**Trecho da página**

Em que pese o afastamento da laicidade do processo revolucionário, o povo iraniano foi chamado às urnas em seguida de sua revolução, de fevereiro de 1979. Decidiu, por mais de 90% dos votos, que o país deveria ser transformado em uma República Islâmica, mas de caráter democrático. 

E assim procedeu. Manteve o sistema parlamentarista de governo até 1989, quando Khomeini faleceu (dados mostram uma participação de 11 milhões de pessoas em seu funeral, por certo um dos maiores da história, equiparado aos de Lênin e Stálin na Rússia, em termos de números absolutos).

Uma nova Constituição entra em vigor, desta feita sendo o parlamentarismo abolido. O país passa a ter um Faqiq (que em farsi, a língua dos persas do Irá, quer dizer líder espiritual), que passaria a ser o chefe das forças armadas e indicaria o chefe do poder judiciário. Ele passa a ter o direito de indicar seis dos 12 membros do Conselho de Guardiães, o maior poder de fato e de direito do país. Os outros seis são indicados pelo judiciário e aprovados pelo parlamento.

A constituição determinou que a religião oficial do país deveria ser o Islã. Isso em nada impediria a liberdade ampla de culto. E – de forma expressa – os cristãos-ortodoxos (praticamente não há católicos no país), os judeus e os zoroastristas bem como outras religiões minoritárias, teriam ampla liberdade de seus cultos e – mais que isso – deveriam ser protegidas pelo Estado (nenhum templo religioso no Irã paga contas de água, luz, telefone, aluguel etc.). 

Mas, fizeram mais que isso: determinaram que a partir de certa quantidade de seguidores, tais religiões teriam direito a ter deputados no parlamento. Assim, o parlamento iraniano tem deputados judeus, cristãos e zoroastristas, em que pese as mídias ocidentais controladas pelo sionismo propagarem exatamente o contrário. Existem cerca de 50 mil judeus que vivem felizes no país e jamais iriam para Israel. 

O país vive amplas liberdades políticas e de imprensa, muito além da religiosa. Os partidos e as organizações populares e de massa exercem livremente suas atividades, concorrem às eleições com seus e suas candidatas (o Irã tem o maior números de mulheres deputadas, professoras universitárias doutoras de todo o Oriente Médio).

O sistema político de poder do Irã

Existe no país um Conselho de Especialistas (algumas traduções usam o termo errôneo de “peritos” e em espanhol diz-se espertos), composto por 88 membros, todos eles clérigos, de elevado saber político, jurídico e religioso. Eles são eleitos pelo voto direto do povo e têm mandato de oito anos, podendo ser reeleitos (3). Nestas eleições do dia 18 de junho, foram eleitos metade deles, ou seja, 44 membros.

**Dados registrados**
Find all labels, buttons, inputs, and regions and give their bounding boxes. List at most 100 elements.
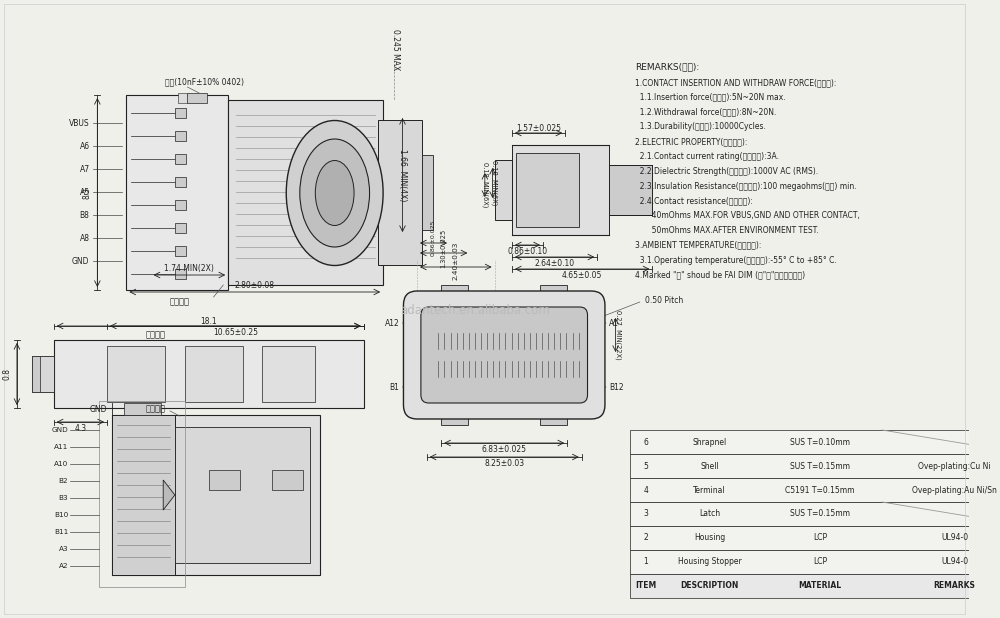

**Objetivo A**
De acordo com o trecho da página, quantos membros compõem o Conselho de Especialistas do Irã?
**Objetivo B**
Reescreva o trecho da página desde "Uma nova Constituição" até "aprovados pelo parlamento.", inclusive, trocando "líder espiritual" por "guia espiritual".

**Resposta final A**
O Conselho de Especialistas é composto por 88 membros.

**Resposta final B**
Uma nova Constituição entra em vigor, desta feita sendo o parlamentarismo abolido. O país passa a ter um Faqiq (que em farsi, a língua dos persas do Irá, quer dizer guia espiritual), que passaria a ser o chefe das forças armadas e indicaria o chefe do poder judiciário. Ele passa a ter o direito de indicar seis dos 12 membros do Conselho de Guardiães, o maior poder de fato e de direito do país. Os outros seis são indicados pelo judiciário e aprovados pelo parlamento.